■ 任务要求 ■
A - 请返回关于秦都咸阳宫殿建设的这段正文中从“由余的故事体现了秦人工程理念”一直到“秦工程史的若干迹象,反映了好大喜功的追求。”的全部文字,一字不改。
B - 请用两句话概括关于秦都咸阳宫殿建设的这段正文。

------ 页面正文

A 8-7 “六国宫殿”(燕)遗址〔正阳乡柏家咀村·秦代〕位于秦咸阳城北部宫城东端。发现有建筑基址,曾出土燕国形制的瓦当。当为《史记》所载“六国宫殿”中的燕国宫殿遗址。
尽管“秦每破诸侯,写放其宫室,作之咸阳北阪上”,体现出对东方六国美学理念和建筑技术学习借鉴的态度,但是秦人在宫殿区建设的宏大规划、象天设计、交通联络等方面,都显示了秦人都市建设方面独特的文化个性,也明显表现出超越东方六国的优越能力。
“筑冀阙”,也是秦宫廷与都城建设方面超强设计水准和超高施工效率的重要表现之一。“十二年作咸阳,筑冀阙”,“其十三年,始都咸阳”,其工期的短暂,体现了行政效能非常之高。
由余的故事体现了秦人工程理念追求宏大的传统。《史记》卷五《秦本纪》记载“由余观秦”,秦穆公以“宫室、积聚”炫耀的情形:“戎王使由余于秦。由余,其先晋人也,亡入戎,能晋言。闻缪公贤,故使由余观秦。秦缪公示以宫室、积聚。由余曰:‘使鬼为之,则劳神矣。使人为之,亦苦民矣。’”
秦工程史的若干迹象,反映了好大喜功的追求。

------------
------ 所给条目

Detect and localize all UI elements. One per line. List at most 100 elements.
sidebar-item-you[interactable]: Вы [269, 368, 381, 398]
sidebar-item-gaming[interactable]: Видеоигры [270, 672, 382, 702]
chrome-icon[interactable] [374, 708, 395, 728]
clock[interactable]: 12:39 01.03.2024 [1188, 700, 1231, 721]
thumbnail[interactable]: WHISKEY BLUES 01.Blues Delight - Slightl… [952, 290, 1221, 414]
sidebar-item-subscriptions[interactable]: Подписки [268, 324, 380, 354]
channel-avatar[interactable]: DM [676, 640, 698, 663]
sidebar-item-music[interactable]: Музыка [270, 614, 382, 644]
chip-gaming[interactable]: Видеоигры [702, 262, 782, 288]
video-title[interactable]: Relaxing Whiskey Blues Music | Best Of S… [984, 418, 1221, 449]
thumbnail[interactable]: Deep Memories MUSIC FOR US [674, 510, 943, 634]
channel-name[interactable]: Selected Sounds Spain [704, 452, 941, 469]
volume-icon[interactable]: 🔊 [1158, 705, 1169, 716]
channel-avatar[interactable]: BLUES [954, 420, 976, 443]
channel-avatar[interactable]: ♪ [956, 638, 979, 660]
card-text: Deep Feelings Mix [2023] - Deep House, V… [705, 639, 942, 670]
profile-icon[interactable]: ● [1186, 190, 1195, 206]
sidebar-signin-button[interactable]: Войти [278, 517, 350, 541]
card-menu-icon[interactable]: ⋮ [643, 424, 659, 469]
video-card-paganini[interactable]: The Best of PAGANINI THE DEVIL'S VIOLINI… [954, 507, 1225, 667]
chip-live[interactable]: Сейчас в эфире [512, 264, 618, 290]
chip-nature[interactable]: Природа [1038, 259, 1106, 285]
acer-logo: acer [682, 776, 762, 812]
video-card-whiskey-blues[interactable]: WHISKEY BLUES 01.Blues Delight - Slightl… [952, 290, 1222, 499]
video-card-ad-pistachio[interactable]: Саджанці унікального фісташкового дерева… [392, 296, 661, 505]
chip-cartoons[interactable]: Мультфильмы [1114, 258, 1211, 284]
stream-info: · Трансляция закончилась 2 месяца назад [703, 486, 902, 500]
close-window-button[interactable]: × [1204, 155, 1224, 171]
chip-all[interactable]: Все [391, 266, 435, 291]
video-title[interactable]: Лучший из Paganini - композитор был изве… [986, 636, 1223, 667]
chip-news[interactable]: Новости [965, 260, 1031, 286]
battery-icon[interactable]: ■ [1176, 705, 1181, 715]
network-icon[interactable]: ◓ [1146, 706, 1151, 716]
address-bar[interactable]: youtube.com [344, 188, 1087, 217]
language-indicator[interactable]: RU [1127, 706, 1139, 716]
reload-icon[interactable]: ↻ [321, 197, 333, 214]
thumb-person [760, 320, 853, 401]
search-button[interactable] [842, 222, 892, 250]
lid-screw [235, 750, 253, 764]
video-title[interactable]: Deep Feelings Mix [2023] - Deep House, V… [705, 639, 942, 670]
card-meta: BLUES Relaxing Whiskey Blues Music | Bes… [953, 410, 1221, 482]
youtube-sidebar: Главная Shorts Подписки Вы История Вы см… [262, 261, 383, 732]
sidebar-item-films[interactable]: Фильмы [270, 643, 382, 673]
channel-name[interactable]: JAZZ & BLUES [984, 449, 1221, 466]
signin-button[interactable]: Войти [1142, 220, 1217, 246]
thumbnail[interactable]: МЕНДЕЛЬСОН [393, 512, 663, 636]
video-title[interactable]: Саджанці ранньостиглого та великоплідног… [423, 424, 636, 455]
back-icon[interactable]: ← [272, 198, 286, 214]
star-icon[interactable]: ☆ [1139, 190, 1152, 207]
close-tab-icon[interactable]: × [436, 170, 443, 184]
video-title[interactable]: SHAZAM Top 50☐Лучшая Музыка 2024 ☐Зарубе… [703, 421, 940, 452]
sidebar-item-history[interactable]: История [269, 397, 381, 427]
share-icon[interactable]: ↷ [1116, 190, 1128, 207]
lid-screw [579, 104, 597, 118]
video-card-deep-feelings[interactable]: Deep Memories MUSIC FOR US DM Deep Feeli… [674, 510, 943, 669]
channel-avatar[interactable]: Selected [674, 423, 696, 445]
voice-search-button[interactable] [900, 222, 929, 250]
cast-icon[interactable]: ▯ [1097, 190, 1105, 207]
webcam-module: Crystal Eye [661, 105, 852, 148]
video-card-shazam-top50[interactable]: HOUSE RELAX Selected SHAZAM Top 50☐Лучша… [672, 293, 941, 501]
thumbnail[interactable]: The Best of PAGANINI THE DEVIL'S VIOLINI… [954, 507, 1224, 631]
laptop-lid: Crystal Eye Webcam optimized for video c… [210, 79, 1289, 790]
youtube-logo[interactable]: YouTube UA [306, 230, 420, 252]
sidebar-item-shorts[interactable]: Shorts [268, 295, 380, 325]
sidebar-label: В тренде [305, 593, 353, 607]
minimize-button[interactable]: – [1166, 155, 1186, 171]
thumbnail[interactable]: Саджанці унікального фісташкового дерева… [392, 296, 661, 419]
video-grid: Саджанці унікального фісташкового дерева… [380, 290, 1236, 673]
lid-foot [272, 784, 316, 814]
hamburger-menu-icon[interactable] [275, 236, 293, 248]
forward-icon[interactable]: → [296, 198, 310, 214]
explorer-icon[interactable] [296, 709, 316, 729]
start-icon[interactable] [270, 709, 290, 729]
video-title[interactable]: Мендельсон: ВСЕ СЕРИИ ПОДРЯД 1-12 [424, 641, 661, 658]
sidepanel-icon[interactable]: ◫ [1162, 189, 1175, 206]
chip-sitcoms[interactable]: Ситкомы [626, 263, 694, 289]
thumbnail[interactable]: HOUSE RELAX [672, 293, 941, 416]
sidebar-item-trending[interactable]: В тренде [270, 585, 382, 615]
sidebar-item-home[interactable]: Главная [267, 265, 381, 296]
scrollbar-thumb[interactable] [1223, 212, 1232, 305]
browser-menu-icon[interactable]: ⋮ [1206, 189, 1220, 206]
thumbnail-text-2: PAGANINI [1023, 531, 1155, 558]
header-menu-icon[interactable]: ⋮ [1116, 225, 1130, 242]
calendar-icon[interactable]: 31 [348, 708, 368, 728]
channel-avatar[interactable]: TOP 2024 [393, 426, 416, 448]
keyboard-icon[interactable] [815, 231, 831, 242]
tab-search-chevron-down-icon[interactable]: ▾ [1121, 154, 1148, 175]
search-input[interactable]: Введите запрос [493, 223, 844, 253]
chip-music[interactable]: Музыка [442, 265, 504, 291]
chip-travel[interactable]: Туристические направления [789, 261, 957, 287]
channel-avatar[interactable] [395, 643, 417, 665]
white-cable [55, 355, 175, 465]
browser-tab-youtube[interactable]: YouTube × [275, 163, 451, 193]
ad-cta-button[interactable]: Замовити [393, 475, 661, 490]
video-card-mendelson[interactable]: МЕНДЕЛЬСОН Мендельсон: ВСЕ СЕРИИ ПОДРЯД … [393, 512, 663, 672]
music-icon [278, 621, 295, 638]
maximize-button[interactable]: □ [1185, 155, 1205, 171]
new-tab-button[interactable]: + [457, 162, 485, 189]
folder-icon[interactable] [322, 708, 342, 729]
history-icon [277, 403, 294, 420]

------------

■ 任务答案 ■
A -
由余的故事体现了秦人工程理念追求宏大的传统。《史记》卷五《秦本纪》记载“由余观秦”,秦穆公以“宫室、积聚”炫耀的情形:“戎王使由余于秦。由余,其先晋人也,亡入戎,能晋言。闻缪公贤,故使由余观秦。秦缪公示以宫室、积聚。由余曰:‘使鬼为之,则劳神矣。使人为之,亦苦民矣。’”
秦工程史的若干迹象,反映了好大喜功的追求。

B - 秦每攻破诸侯便仿照其宫室在咸阳北阪上建造,借鉴了东方六国的美学理念和建筑技术,但其宫殿区的宏大规划、象天设计和交通联络显示出独特的文化个性和超越六国的能力。“筑冀阙”工期短暂,体现了超强的设计水准和很高的施工与行政效率,而由余观秦的故事等迹象则反映出秦人工程追求宏大、好大喜功的传统。